Data for processing
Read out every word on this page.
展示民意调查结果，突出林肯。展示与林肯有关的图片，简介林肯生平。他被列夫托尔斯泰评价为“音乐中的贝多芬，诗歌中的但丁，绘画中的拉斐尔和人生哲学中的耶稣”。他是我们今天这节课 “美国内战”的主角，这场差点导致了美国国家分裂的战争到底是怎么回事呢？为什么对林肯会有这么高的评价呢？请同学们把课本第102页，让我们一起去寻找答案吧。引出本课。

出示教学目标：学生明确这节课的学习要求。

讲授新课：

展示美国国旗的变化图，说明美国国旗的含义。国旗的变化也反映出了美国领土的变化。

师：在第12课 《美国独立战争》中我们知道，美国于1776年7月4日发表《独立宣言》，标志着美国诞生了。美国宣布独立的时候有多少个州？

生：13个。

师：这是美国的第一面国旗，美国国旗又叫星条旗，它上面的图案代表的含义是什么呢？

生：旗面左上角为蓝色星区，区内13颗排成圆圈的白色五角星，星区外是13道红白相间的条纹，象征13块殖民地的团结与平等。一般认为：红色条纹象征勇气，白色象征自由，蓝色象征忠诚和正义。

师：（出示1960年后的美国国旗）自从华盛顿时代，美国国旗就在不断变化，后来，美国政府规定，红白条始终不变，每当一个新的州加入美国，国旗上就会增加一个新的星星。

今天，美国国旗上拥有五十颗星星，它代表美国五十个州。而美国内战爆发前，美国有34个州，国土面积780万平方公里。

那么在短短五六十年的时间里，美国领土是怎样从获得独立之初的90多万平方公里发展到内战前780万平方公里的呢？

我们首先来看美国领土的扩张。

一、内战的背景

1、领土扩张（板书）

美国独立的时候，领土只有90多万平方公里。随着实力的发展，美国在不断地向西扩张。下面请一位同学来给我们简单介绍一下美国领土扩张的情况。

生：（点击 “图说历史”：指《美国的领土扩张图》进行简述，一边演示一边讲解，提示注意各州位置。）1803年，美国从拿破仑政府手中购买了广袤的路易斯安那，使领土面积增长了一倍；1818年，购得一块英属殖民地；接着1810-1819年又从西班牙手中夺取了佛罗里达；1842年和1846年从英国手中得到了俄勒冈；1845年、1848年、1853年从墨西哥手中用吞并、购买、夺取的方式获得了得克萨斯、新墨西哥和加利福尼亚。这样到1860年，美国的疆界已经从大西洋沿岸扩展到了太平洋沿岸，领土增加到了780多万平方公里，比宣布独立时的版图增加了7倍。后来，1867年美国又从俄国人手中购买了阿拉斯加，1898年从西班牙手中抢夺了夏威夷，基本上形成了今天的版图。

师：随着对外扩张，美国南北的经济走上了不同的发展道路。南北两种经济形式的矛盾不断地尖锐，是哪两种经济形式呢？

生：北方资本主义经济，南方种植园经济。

What the exercise asks
Write the whole listing out again. Keep every line exactly as it is.

Expected output
Read out every word on this page.
展示民意调查结果，突出林肯。展示与林肯有关的图片，简介林肯生平。他被列夫托尔斯泰评价为“音乐中的贝多芬，诗歌中的但丁，绘画中的拉斐尔和人生哲学中的耶稣”。他是我们今天这节课 “美国内战”的主角，这场差点导致了美国国家分裂的战争到底是怎么回事呢？为什么对林肯会有这么高的评价呢？请同学们把课本第102页，让我们一起去寻找答案吧。引出本课。

出示教学目标：学生明确这节课的学习要求。

讲授新课：

展示美国国旗的变化图，说明美国国旗的含义。国旗的变化也反映出了美国领土的变化。

师：在第12课 《美国独立战争》中我们知道，美国于1776年7月4日发表《独立宣言》，标志着美国诞生了。美国宣布独立的时候有多少个州？

生：13个。

师：这是美国的第一面国旗，美国国旗又叫星条旗，它上面的图案代表的含义是什么呢？

生：旗面左上角为蓝色星区，区内13颗排成圆圈的白色五角星，星区外是13道红白相间的条纹，象征13块殖民地的团结与平等。一般认为：红色条纹象征勇气，白色象征自由，蓝色象征忠诚和正义。

师：（出示1960年后的美国国旗）自从华盛顿时代，美国国旗就在不断变化，后来，美国政府规定，红白条始终不变，每当一个新的州加入美国，国旗上就会增加一个新的星星。

今天，美国国旗上拥有五十颗星星，它代表美国五十个州。而美国内战爆发前，美国有34个州，国土面积780万平方公里。

那么在短短五六十年的时间里，美国领土是怎样从获得独立之初的90多万平方公里发展到内战前780万平方公里的呢？

我们首先来看美国领土的扩张。

一、内战的背景

1、领土扩张（板书）

美国独立的时候，领土只有90多万平方公里。随着实力的发展，美国在不断地向西扩张。下面请一位同学来给我们简单介绍一下美国领土扩张的情况。

生：（点击 “图说历史”：指《美国的领土扩张图》进行简述，一边演示一边讲解，提示注意各州位置。）1803年，美国从拿破仑政府手中购买了广袤的路易斯安那，使领土面积增长了一倍；1818年，购得一块英属殖民地；接着1810-1819年又从西班牙手中夺取了佛罗里达；1842年和1846年从英国手中得到了俄勒冈；1845年、1848年、1853年从墨西哥手中用吞并、购买、夺取的方式获得了得克萨斯、新墨西哥和加利福尼亚。这样到1860年，美国的疆界已经从大西洋沿岸扩展到了太平洋沿岸，领土增加到了780多万平方公里，比宣布独立时的版图增加了7倍。后来，1867年美国又从俄国人手中购买了阿拉斯加，1898年从西班牙手中抢夺了夏威夷，基本上形成了今天的版图。

师：随着对外扩张，美国南北的经济走上了不同的发展道路。南北两种经济形式的矛盾不断地尖锐，是哪两种经济形式呢？

生：北方资本主义经济，南方种植园经济。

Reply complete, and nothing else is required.